**EXERCISE GOAL:** Transcribe the data in full and exactly, omitting any pictures.
-- BEGIN INPUT RECORDS --
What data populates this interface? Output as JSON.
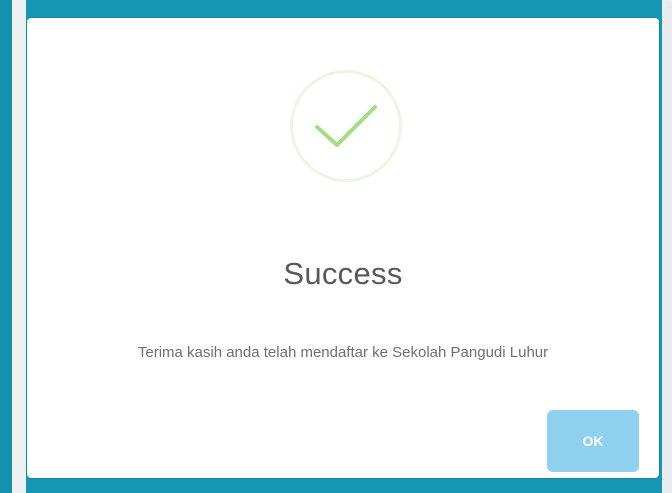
{
  "dialog": {
    "title": "Success",
    "message": "Terima kasih anda telah mendaftar ke Sekolah Pangudi Luhur",
    "ok_label": "OK",
    "icon": "checkmark-icon"
  },
  "colors": {
    "backdrop": "#1597b3",
    "check": "#a5dc86",
    "icon_ring": "#edf6e5",
    "ok_button": "#8fd0ef",
    "title_text": "#595959"
  }
}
-- END INPUT RECORDS --
**RESPONSE TO THIS EXERCISE:**
What data populates this interface? Output as JSON.
{
  "dialog": {
    "title": "Success",
    "message": "Terima kasih anda telah mendaftar ke Sekolah Pangudi Luhur",
    "ok_label": "OK",
    "icon": "checkmark-icon"
  },
  "colors": {
    "backdrop": "#1597b3",
    "check": "#a5dc86",
    "icon_ring": "#edf6e5",
    "ok_button": "#8fd0ef",
    "title_text": "#595959"
  }
}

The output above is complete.